=== Required task ===
What is needed here is an exact copy of every entry.

=== The data ===

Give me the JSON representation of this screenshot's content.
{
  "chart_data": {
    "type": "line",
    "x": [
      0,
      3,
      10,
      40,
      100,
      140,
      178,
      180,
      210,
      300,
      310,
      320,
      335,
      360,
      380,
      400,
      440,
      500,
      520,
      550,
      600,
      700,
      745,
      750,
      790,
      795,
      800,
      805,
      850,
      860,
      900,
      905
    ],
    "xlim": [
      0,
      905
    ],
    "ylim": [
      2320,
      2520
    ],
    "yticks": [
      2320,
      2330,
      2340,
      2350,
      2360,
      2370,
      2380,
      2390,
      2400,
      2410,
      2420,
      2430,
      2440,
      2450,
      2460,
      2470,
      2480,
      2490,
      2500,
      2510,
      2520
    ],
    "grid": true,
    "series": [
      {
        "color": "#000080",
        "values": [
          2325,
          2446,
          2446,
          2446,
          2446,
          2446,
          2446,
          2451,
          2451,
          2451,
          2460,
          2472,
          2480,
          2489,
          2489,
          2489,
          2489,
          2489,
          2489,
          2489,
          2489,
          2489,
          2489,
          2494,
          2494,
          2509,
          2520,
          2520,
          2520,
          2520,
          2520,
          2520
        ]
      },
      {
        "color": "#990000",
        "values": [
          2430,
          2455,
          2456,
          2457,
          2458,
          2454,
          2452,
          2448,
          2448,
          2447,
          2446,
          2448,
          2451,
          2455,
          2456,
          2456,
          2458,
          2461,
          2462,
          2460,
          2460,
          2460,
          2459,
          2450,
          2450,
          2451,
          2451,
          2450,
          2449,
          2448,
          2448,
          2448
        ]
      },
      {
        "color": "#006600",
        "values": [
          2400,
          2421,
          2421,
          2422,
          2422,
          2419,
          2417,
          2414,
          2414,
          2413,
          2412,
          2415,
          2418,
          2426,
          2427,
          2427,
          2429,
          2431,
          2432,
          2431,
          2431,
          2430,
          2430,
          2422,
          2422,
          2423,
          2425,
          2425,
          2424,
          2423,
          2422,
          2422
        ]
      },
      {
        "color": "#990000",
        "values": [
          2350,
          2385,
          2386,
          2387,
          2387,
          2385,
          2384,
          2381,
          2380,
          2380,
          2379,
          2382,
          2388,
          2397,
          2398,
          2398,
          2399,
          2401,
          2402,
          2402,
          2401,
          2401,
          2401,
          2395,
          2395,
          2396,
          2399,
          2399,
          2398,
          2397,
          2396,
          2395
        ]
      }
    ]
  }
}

=== Problem solution ===
Give me the JSON representation of this screenshot's content.
{
  "chart_data": {
    "type": "line",
    "x": [
      0,
      3,
      10,
      40,
      100,
      140,
      178,
      180,
      210,
      300,
      310,
      320,
      335,
      360,
      380,
      400,
      440,
      500,
      520,
      550,
      600,
      700,
      745,
      750,
      790,
      795,
      800,
      805,
      850,
      860,
      900,
      905
    ],
    "xlim": [
      0,
      905
    ],
    "ylim": [
      2320,
      2520
    ],
    "yticks": [
      2320,
      2330,
      2340,
      2350,
      2360,
      2370,
      2380,
      2390,
      2400,
      2410,
      2420,
      2430,
      2440,
      2450,
      2460,
      2470,
      2480,
      2490,
      2500,
      2510,
      2520
    ],
    "grid": true,
    "series": [
      {
        "color": "#000080",
        "values": [
          2325,
          2446,
          2446,
          2446,
          2446,
          2446,
          2446,
          2451,
          2451,
          2451,
          2460,
          2472,
          2480,
          2489,
          2489,
          2489,
          2489,
          2489,
          2489,
          2489,
          2489,
          2489,
          2489,
          2494,
          2494,
          2509,
          2520,
          2520,
          2520,
          2520,
          2520,
          2520
        ]
      },
      {
        "color": "#990000",
        "values": [
          2430,
          2455,
          2456,
          2457,
          2458,
          2454,
          2452,
          2448,
          2448,
          2447,
          2446,
          2448,
          2451,
          2455,
          2456,
          2456,
          2458,
          2461,
          2462,
          2460,
          2460,
          2460,
          2459,
          2450,
          2450,
          2451,
          2451,
          2450,
          2449,
          2448,
          2448,
          2448
        ]
      },
      {
        "color": "#006600",
        "values": [
          2400,
          2421,
          2421,
          2422,
          2422,
          2419,
          2417,
          2414,
          2414,
          2413,
          2412,
          2415,
          2418,
          2426,
          2427,
          2427,
          2429,
          2431,
          2432,
          2431,
          2431,
          2430,
          2430,
          2422,
          2422,
          2423,
          2425,
          2425,
          2424,
          2423,
          2422,
          2422
        ]
      },
      {
        "color": "#990000",
        "values": [
          2350,
          2385,
          2386,
          2387,
          2387,
          2385,
          2384,
          2381,
          2380,
          2380,
          2379,
          2382,
          2388,
          2397,
          2398,
          2398,
          2399,
          2401,
          2402,
          2402,
          2401,
          2401,
          2401,
          2395,
          2395,
          2396,
          2399,
          2399,
          2398,
          2397,
          2396,
          2395
        ]
      }
    ]
  }
}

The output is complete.